**WORK REQUIRED:**
Extract from the listing each line in which the word "color" appears.

[Structured figure records]
☆ ☆ ☆ ☆

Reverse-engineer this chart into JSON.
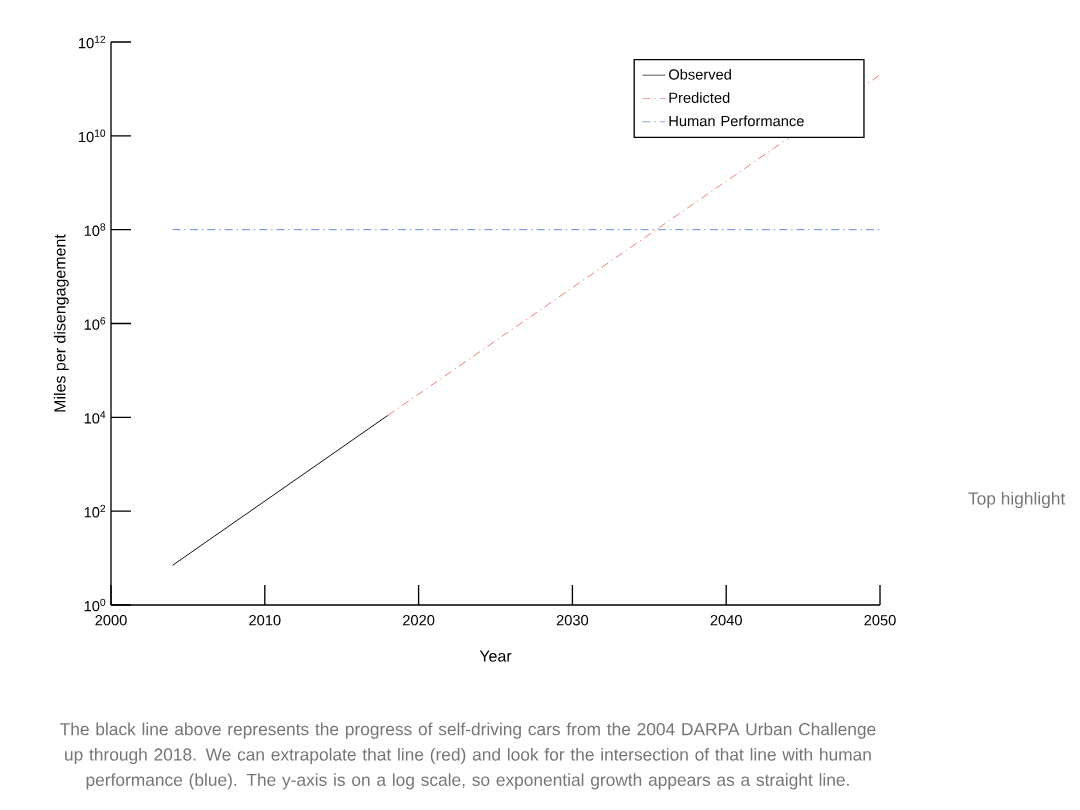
{
  "chart_data": {
    "type": "line",
    "xlabel": "Year",
    "ylabel": "Miles per disengagement",
    "series": [
      {
        "name": "Observed",
        "color": "#000000",
        "x": [
          2004,
          2018
        ],
        "values": [
          7,
          11000
        ],
        "line_style": "solid"
      },
      {
        "name": "Predicted",
        "color": "#e8776b",
        "x": [
          2018,
          2050
        ],
        "values": [
          11000,
          200000000000
        ],
        "line_style": "dashed"
      },
      {
        "name": "Human Performance",
        "color": "#5b7fd6",
        "x": [
          2004,
          2050
        ],
        "values": [
          100000000,
          100000000
        ],
        "line_style": "dashed"
      }
    ],
    "log": "y",
    "xlim": [
      2000,
      2050
    ],
    "ylim": [
      1,
      1000000000000
    ],
    "xticks": [
      2000,
      2010,
      2020,
      2030,
      2040,
      2050
    ],
    "yticks": [
      {
        "value": 1,
        "label": "10$^{0}$"
      },
      {
        "value": 100,
        "label": "10$^{2}$"
      },
      {
        "value": 10000,
        "label": "10$^{4}$"
      },
      {
        "value": 1000000,
        "label": "10$^{6}$"
      },
      {
        "value": 100000000,
        "label": "10$^{8}$"
      },
      {
        "value": 10000000000,
        "label": "10$^{10}$"
      },
      {
        "value": 1000000000000,
        "label": "10$^{12}$"
      }
    ],
    "grid": false,
    "legend": "top right",
    "marker": "none",
    "annotations": [
      "The black line above represents the progress of self-driving cars from the 2004 DARPA Urban Challenge up through 2018. We can extrapolate that line (red) and look for the intersection of that line with human performance (blue). The y-axis is on a log scale, so exponential growth appears as a straight line.",
      "Top highlight"
    ]
  }
}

☆ ☆ ☆ ☆

**RESPONSE FOR THIS EXERCISE:**
        "color": "#000000",
        "color": "#e8776b",
        "color": "#5b7fd6",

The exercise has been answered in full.